[Document content entries]
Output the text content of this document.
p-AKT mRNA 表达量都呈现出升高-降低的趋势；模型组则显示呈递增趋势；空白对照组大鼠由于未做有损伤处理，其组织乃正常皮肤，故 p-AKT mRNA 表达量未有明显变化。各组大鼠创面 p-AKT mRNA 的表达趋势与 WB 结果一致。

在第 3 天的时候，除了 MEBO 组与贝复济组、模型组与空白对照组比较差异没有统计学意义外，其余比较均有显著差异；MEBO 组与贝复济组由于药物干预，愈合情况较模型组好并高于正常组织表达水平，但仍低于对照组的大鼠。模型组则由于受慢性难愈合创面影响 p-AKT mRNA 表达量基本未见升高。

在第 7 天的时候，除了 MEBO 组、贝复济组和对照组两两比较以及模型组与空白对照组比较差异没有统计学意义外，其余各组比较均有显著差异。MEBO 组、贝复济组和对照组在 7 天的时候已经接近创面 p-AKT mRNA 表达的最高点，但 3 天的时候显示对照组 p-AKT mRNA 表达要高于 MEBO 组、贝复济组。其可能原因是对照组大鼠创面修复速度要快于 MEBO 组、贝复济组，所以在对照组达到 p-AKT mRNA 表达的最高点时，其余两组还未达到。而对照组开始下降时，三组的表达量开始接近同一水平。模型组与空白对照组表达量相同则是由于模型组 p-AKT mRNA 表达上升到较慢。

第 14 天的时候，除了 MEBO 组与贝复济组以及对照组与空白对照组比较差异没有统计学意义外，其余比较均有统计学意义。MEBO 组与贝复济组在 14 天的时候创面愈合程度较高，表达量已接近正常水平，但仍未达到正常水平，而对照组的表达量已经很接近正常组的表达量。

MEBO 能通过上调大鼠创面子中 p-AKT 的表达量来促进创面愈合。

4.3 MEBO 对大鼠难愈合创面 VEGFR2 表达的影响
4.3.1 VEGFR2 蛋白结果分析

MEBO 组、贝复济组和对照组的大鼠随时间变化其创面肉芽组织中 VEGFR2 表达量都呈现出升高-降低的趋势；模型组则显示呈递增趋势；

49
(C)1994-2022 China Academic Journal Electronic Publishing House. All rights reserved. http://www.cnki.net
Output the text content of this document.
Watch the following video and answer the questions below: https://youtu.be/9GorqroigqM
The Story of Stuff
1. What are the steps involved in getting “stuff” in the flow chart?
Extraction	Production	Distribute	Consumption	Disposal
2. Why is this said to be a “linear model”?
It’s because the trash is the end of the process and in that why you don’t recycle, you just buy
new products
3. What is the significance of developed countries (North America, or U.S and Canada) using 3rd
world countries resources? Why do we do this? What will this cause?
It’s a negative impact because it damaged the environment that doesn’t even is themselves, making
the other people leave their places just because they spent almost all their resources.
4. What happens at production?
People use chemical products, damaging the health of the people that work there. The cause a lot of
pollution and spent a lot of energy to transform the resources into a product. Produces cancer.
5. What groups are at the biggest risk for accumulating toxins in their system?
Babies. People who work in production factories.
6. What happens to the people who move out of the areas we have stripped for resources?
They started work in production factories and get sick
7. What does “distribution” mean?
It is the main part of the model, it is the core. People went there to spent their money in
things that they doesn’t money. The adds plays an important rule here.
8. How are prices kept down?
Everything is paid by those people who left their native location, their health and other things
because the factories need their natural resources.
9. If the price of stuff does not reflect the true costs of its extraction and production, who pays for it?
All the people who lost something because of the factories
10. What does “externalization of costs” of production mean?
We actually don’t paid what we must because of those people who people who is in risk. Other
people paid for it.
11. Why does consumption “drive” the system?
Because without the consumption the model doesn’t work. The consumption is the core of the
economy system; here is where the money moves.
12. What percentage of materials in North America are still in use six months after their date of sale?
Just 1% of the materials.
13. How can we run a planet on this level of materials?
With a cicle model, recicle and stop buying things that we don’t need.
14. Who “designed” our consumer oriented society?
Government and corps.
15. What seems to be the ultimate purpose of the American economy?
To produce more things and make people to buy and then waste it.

● What the exercise asks
Transcribe the records above exactly, keeping every line.

● Response to the task
Output the text content of this document.
p-AKT mRNA 表达量都呈现出升高-降低的趋势；模型组则显示呈递增趋势；空白对照组大鼠由于未做有损伤处理，其组织乃正常皮肤，故 p-AKT mRNA 表达量未有明显变化。各组大鼠创面 p-AKT mRNA 的表达趋势与 WB 结果一致。

在第 3 天的时候，除了 MEBO 组与贝复济组、模型组与空白对照组比较差异没有统计学意义外，其余比较均有显著差异；MEBO 组与贝复济组由于药物干预，愈合情况较模型组好并高于正常组织表达水平，但仍低于对照组的大鼠。模型组则由于受慢性难愈合创面影响 p-AKT mRNA 表达量基本未见升高。

在第 7 天的时候，除了 MEBO 组、贝复济组和对照组两两比较以及模型组与空白对照组比较差异没有统计学意义外，其余各组比较均有显著差异。MEBO 组、贝复济组和对照组在 7 天的时候已经接近创面 p-AKT mRNA 表达的最高点，但 3 天的时候显示对照组 p-AKT mRNA 表达要高于 MEBO 组、贝复济组。其可能原因是对照组大鼠创面修复速度要快于 MEBO 组、贝复济组，所以在对照组达到 p-AKT mRNA 表达的最高点时，其余两组还未达到。而对照组开始下降时，三组的表达量开始接近同一水平。模型组与空白对照组表达量相同则是由于模型组 p-AKT mRNA 表达上升到较慢。

第 14 天的时候，除了 MEBO 组与贝复济组以及对照组与空白对照组比较差异没有统计学意义外，其余比较均有统计学意义。MEBO 组与贝复济组在 14 天的时候创面愈合程度较高，表达量已接近正常水平，但仍未达到正常水平，而对照组的表达量已经很接近正常组的表达量。

MEBO 能通过上调大鼠创面子中 p-AKT 的表达量来促进创面愈合。

4.3 MEBO 对大鼠难愈合创面 VEGFR2 表达的影响
4.3.1 VEGFR2 蛋白结果分析

MEBO 组、贝复济组和对照组的大鼠随时间变化其创面肉芽组织中 VEGFR2 表达量都呈现出升高-降低的趋势；模型组则显示呈递增趋势；

49
(C)1994-2022 China Academic Journal Electronic Publishing House. All rights reserved. http://www.cnki.net
Output the text content of this document.
Watch the following video and answer the questions below: https://youtu.be/9GorqroigqM
The Story of Stuff
1. What are the steps involved in getting “stuff” in the flow chart?
Extraction	Production	Distribute	Consumption	Disposal
2. Why is this said to be a “linear model”?
It’s because the trash is the end of the process and in that why you don’t recycle, you just buy
new products
3. What is the significance of developed countries (North America, or U.S and Canada) using 3rd
world countries resources? Why do we do this? What will this cause?
It’s a negative impact because it damaged the environment that doesn’t even is themselves, making
the other people leave their places just because they spent almost all their resources.
4. What happens at production?
People use chemical products, damaging the health of the people that work there. The cause a lot of
pollution and spent a lot of energy to transform the resources into a product. Produces cancer.
5. What groups are at the biggest risk for accumulating toxins in their system?
Babies. People who work in production factories.
6. What happens to the people who move out of the areas we have stripped for resources?
They started work in production factories and get sick
7. What does “distribution” mean?
It is the main part of the model, it is the core. People went there to spent their money in
things that they doesn’t money. The adds plays an important rule here.
8. How are prices kept down?
Everything is paid by those people who left their native location, their health and other things
because the factories need their natural resources.
9. If the price of stuff does not reflect the true costs of its extraction and production, who pays for it?
All the people who lost something because of the factories
10. What does “externalization of costs” of production mean?
We actually don’t paid what we must because of those people who people who is in risk. Other
people paid for it.
11. Why does consumption “drive” the system?
Because without the consumption the model doesn’t work. The consumption is the core of the
economy system; here is where the money moves.
12. What percentage of materials in North America are still in use six months after their date of sale?
Just 1% of the materials.
13. How can we run a planet on this level of materials?
With a cicle model, recicle and stop buying things that we don’t need.
14. Who “designed” our consumer oriented society?
Government and corps.
15. What seems to be the ultimate purpose of the American economy?
To produce more things and make people to buy and then waste it.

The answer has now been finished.